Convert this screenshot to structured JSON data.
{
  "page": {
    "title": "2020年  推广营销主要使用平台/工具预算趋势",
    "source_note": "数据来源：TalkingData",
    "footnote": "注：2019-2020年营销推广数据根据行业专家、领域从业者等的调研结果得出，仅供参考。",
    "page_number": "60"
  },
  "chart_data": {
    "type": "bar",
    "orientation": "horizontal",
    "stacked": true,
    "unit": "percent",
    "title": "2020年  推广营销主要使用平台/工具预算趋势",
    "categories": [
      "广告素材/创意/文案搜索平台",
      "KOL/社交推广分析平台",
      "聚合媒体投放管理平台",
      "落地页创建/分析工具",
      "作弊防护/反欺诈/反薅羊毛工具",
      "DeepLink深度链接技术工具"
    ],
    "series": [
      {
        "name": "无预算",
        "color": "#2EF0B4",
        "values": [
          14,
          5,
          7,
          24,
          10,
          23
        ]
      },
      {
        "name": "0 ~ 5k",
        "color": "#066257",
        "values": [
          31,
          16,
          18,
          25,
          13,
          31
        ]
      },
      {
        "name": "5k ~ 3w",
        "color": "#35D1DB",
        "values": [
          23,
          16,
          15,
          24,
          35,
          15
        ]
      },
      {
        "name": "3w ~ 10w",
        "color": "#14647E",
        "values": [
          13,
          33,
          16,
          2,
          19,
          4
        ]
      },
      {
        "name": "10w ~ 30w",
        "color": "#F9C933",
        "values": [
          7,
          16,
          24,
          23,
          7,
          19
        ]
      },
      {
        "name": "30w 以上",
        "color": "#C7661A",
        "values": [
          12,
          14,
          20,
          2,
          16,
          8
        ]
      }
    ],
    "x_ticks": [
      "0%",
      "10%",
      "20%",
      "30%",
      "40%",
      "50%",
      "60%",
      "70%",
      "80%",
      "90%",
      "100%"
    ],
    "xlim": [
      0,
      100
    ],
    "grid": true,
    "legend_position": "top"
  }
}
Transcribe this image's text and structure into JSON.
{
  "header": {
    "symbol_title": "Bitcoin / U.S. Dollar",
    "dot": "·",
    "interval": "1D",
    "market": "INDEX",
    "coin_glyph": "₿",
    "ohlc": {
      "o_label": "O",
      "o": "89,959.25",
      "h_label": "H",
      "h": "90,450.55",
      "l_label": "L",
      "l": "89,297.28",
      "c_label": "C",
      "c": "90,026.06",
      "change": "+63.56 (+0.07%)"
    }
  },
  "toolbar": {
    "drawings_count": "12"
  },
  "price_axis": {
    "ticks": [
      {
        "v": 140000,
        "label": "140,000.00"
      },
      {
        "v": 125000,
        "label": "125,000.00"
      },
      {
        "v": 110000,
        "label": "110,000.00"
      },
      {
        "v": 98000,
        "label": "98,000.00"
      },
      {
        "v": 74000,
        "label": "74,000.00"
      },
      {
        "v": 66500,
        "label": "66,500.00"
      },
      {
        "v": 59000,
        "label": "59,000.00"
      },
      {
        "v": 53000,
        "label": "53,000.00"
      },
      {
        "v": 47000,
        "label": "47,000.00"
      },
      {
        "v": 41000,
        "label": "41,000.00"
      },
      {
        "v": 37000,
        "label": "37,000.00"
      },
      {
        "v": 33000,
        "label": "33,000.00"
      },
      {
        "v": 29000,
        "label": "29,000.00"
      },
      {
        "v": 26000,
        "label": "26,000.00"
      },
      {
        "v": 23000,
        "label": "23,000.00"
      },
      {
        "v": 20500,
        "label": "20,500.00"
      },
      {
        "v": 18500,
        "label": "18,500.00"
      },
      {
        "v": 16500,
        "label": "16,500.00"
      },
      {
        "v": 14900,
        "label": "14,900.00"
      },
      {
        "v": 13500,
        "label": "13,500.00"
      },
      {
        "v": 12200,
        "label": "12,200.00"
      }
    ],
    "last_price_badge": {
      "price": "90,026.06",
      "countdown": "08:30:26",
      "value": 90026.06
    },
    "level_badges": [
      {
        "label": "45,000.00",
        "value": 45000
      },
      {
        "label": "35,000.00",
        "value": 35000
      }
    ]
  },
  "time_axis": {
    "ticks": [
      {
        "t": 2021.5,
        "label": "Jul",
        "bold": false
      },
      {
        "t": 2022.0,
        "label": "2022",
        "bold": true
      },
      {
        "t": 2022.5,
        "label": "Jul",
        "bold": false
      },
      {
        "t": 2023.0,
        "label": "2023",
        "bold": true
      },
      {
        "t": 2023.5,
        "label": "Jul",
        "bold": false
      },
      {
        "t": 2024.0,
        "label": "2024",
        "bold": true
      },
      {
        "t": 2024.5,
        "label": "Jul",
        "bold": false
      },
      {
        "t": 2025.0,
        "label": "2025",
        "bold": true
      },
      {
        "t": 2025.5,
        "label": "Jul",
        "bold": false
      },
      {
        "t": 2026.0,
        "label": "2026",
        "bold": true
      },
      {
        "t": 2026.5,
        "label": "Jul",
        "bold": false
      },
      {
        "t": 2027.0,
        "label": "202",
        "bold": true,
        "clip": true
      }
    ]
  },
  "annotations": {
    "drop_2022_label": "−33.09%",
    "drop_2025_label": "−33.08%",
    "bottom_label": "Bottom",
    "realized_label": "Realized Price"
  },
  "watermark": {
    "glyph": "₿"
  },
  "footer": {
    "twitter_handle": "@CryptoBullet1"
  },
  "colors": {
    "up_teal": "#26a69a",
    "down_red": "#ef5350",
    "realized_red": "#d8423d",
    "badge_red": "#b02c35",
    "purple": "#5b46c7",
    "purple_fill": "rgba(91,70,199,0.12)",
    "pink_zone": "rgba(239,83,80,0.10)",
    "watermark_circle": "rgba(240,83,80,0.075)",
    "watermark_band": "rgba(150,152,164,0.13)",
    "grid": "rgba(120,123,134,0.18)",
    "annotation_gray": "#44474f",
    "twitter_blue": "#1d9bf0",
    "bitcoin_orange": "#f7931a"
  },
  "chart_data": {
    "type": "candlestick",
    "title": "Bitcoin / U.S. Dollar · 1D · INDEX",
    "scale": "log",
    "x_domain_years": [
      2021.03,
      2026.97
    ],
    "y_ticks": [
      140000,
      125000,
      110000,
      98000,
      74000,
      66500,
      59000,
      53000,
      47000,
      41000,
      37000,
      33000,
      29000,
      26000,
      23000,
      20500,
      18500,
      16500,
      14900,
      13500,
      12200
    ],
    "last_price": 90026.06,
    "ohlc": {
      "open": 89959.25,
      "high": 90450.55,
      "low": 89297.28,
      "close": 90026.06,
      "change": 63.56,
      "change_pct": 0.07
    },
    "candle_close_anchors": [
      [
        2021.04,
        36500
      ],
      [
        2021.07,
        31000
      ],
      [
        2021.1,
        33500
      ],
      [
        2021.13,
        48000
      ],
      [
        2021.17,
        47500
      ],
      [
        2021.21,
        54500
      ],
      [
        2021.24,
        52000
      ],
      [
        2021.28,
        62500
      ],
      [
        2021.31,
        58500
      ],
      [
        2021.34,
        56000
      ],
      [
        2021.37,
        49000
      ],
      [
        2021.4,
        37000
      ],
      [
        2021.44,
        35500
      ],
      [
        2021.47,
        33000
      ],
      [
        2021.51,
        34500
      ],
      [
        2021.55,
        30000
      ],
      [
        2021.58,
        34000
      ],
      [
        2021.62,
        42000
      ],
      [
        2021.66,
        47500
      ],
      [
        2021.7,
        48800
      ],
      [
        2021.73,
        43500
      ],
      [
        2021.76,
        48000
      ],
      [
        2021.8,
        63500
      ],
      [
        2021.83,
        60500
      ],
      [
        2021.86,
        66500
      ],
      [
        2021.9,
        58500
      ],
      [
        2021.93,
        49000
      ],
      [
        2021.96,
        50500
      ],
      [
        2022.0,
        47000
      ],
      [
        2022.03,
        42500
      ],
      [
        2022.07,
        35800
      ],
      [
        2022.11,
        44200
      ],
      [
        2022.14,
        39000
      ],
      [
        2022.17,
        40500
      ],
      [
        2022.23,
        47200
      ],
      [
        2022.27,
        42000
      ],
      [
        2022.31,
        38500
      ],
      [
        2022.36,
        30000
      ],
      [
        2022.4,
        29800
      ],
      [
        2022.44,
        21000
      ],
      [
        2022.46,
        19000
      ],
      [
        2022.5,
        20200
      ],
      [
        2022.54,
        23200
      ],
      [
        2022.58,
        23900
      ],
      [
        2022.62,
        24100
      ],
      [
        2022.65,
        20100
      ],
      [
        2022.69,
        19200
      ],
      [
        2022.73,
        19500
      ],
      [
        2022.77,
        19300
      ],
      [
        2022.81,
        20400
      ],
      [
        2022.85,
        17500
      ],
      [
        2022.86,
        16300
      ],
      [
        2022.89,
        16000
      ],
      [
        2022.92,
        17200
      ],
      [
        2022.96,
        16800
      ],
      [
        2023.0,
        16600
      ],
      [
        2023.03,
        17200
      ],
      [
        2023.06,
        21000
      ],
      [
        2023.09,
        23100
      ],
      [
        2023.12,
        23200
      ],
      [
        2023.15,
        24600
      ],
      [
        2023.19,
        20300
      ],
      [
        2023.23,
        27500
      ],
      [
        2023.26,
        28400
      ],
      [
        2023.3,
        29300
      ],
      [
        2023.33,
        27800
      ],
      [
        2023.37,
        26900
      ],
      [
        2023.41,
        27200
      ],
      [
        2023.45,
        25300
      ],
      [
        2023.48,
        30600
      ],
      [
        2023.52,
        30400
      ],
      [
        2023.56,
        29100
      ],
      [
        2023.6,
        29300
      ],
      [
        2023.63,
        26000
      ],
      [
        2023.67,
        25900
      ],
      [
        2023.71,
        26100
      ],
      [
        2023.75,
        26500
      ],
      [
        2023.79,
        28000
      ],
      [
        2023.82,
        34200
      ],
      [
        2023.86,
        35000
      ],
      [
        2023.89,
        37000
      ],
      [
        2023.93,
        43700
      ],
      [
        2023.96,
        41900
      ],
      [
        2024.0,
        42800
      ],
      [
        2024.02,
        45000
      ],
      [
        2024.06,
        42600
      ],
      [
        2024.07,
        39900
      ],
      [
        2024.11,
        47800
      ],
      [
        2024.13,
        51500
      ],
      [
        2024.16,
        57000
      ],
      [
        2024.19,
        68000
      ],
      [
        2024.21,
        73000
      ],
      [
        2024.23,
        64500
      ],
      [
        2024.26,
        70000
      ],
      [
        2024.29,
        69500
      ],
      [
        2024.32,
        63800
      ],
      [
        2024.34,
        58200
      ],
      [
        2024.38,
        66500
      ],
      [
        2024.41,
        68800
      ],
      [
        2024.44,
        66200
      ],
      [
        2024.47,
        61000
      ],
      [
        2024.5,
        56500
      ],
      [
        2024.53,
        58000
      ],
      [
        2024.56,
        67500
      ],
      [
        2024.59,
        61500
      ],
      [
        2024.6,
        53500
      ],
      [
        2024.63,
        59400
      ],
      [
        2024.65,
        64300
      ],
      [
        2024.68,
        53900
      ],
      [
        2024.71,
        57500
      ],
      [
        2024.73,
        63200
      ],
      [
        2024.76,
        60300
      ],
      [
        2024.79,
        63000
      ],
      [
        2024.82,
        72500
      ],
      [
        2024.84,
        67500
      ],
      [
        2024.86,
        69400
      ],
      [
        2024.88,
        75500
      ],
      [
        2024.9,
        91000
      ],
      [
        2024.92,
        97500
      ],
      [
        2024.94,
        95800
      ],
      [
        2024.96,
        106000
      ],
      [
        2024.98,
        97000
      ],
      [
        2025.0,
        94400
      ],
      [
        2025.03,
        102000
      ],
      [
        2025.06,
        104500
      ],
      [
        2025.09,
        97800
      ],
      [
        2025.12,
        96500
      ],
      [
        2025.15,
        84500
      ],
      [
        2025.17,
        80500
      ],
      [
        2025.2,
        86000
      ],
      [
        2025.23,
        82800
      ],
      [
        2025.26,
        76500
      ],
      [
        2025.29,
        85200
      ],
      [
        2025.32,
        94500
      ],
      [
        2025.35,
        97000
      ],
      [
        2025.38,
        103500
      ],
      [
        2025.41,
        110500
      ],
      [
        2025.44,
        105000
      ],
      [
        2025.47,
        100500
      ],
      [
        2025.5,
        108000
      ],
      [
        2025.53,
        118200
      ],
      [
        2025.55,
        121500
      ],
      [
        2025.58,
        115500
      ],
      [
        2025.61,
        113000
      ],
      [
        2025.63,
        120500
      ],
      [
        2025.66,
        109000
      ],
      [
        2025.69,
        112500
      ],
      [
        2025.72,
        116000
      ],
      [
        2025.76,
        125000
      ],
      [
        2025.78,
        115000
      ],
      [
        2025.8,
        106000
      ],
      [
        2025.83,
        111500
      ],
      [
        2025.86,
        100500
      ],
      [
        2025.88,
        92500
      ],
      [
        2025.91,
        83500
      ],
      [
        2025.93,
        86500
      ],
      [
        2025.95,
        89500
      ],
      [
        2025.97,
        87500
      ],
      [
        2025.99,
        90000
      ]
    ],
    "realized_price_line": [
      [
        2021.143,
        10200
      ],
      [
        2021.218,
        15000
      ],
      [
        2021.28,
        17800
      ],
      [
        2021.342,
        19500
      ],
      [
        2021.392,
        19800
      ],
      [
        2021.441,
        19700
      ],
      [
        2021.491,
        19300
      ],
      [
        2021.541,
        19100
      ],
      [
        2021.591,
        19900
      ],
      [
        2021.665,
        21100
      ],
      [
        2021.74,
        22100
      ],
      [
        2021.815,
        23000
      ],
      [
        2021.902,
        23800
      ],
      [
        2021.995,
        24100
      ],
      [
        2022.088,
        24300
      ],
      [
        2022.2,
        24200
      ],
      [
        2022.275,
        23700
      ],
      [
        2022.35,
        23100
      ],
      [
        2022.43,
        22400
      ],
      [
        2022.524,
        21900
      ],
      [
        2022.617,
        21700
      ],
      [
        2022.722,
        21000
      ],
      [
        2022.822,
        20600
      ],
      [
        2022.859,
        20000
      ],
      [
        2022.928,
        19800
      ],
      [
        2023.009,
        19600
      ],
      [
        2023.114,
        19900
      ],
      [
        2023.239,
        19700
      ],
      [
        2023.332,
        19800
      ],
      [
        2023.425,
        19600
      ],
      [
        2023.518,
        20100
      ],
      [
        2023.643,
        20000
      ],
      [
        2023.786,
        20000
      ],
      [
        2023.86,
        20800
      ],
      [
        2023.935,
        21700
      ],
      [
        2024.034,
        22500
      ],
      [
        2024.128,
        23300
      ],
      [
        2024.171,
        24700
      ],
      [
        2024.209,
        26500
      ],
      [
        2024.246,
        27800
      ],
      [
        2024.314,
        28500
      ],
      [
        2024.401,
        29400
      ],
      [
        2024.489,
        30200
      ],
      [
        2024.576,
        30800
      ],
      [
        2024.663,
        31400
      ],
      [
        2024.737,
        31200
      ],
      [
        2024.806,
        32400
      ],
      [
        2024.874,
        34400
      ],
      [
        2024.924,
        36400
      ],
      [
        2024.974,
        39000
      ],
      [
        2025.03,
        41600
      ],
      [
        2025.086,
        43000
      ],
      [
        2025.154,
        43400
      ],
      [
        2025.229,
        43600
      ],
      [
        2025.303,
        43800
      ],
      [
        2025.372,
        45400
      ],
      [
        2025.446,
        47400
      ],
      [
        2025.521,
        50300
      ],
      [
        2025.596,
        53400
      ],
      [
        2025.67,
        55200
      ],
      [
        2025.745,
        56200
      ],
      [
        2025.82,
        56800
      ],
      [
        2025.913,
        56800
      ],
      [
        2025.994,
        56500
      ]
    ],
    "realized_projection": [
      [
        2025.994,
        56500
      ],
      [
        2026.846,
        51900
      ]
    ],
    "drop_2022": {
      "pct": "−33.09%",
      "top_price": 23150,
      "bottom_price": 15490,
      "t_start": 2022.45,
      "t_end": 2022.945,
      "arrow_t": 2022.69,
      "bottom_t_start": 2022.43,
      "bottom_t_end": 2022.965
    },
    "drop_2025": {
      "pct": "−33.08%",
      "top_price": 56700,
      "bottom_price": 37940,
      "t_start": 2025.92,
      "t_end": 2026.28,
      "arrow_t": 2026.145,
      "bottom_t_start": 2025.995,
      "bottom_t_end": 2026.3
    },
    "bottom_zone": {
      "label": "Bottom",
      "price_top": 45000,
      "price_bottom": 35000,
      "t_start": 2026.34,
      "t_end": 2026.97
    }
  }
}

★ ★ ★ ★ ★ ★ ★

INSTRUCTION: Using the listing above, gather each line that holds the string "name" and copy it.

REPLY:
        "name": "无预算",
        "name": "0 ~ 5k",
        "name": "5k ~ 3w",
        "name": "3w ~ 10w",
        "name": "10w ~ 30w",
        "name": "30w 以上",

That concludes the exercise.